Rewrite the records below with every occurrence of "chess-piece" changed to "game-piece", leaving everything else as it is.

[Entries taken from a collection]
>> Start

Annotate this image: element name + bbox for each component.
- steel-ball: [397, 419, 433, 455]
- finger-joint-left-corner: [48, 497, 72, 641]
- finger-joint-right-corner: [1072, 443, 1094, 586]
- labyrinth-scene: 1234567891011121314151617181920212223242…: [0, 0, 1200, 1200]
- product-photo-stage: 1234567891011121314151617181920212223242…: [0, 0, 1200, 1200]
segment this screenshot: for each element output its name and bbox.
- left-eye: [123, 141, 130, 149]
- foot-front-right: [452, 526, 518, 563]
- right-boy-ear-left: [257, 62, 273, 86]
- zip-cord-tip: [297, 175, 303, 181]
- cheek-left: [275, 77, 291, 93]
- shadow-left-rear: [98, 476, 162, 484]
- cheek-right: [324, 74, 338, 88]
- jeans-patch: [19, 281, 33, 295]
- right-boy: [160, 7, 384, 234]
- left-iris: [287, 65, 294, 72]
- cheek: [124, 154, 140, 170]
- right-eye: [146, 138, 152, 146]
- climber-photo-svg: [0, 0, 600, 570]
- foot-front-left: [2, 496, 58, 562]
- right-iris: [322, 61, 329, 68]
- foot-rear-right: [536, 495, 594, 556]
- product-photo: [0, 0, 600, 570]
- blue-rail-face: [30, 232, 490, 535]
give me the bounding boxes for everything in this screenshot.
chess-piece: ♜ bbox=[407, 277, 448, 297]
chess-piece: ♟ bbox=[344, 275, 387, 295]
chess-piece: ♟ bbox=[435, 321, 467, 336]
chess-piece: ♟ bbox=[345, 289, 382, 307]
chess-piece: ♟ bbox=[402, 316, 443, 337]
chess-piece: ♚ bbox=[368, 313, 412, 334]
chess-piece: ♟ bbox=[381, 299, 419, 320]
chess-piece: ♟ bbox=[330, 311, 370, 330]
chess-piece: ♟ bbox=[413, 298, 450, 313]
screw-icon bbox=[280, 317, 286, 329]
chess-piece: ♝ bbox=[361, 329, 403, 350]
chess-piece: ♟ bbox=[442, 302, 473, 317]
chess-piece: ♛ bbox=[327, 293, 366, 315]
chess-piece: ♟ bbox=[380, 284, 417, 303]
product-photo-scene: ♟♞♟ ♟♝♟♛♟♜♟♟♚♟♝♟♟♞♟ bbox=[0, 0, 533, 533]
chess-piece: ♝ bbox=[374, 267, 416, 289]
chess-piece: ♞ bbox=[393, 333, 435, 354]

>> End

# SOLUTION TO THIS PROBLEM
Annotate this image: element name + bbox for each component.
- steel-ball: [397, 419, 433, 455]
- finger-joint-left-corner: [48, 497, 72, 641]
- finger-joint-right-corner: [1072, 443, 1094, 586]
- labyrinth-scene: 1234567891011121314151617181920212223242…: [0, 0, 1200, 1200]
- product-photo-stage: 1234567891011121314151617181920212223242…: [0, 0, 1200, 1200]
segment this screenshot: for each element output its name and bbox.
- left-eye: [123, 141, 130, 149]
- foot-front-right: [452, 526, 518, 563]
- right-boy-ear-left: [257, 62, 273, 86]
- zip-cord-tip: [297, 175, 303, 181]
- cheek-left: [275, 77, 291, 93]
- shadow-left-rear: [98, 476, 162, 484]
- cheek-right: [324, 74, 338, 88]
- jeans-patch: [19, 281, 33, 295]
- right-boy: [160, 7, 384, 234]
- left-iris: [287, 65, 294, 72]
- cheek: [124, 154, 140, 170]
- right-eye: [146, 138, 152, 146]
- climber-photo-svg: [0, 0, 600, 570]
- foot-front-left: [2, 496, 58, 562]
- right-iris: [322, 61, 329, 68]
- foot-rear-right: [536, 495, 594, 556]
- product-photo: [0, 0, 600, 570]
- blue-rail-face: [30, 232, 490, 535]
give me the bounding boxes for everything in this screenshot.
game-piece: ♜ bbox=[407, 277, 448, 297]
game-piece: ♟ bbox=[344, 275, 387, 295]
game-piece: ♟ bbox=[435, 321, 467, 336]
game-piece: ♟ bbox=[345, 289, 382, 307]
game-piece: ♟ bbox=[402, 316, 443, 337]
game-piece: ♚ bbox=[368, 313, 412, 334]
game-piece: ♟ bbox=[381, 299, 419, 320]
game-piece: ♟ bbox=[330, 311, 370, 330]
game-piece: ♟ bbox=[413, 298, 450, 313]
screw-icon bbox=[280, 317, 286, 329]
game-piece: ♝ bbox=[361, 329, 403, 350]
game-piece: ♟ bbox=[442, 302, 473, 317]
game-piece: ♛ bbox=[327, 293, 366, 315]
game-piece: ♟ bbox=[380, 284, 417, 303]
product-photo-scene: ♟♞♟ ♟♝♟♛♟♜♟♟♚♟♝♟♟♞♟ bbox=[0, 0, 533, 533]
game-piece: ♝ bbox=[374, 267, 416, 289]
game-piece: ♞ bbox=[393, 333, 435, 354]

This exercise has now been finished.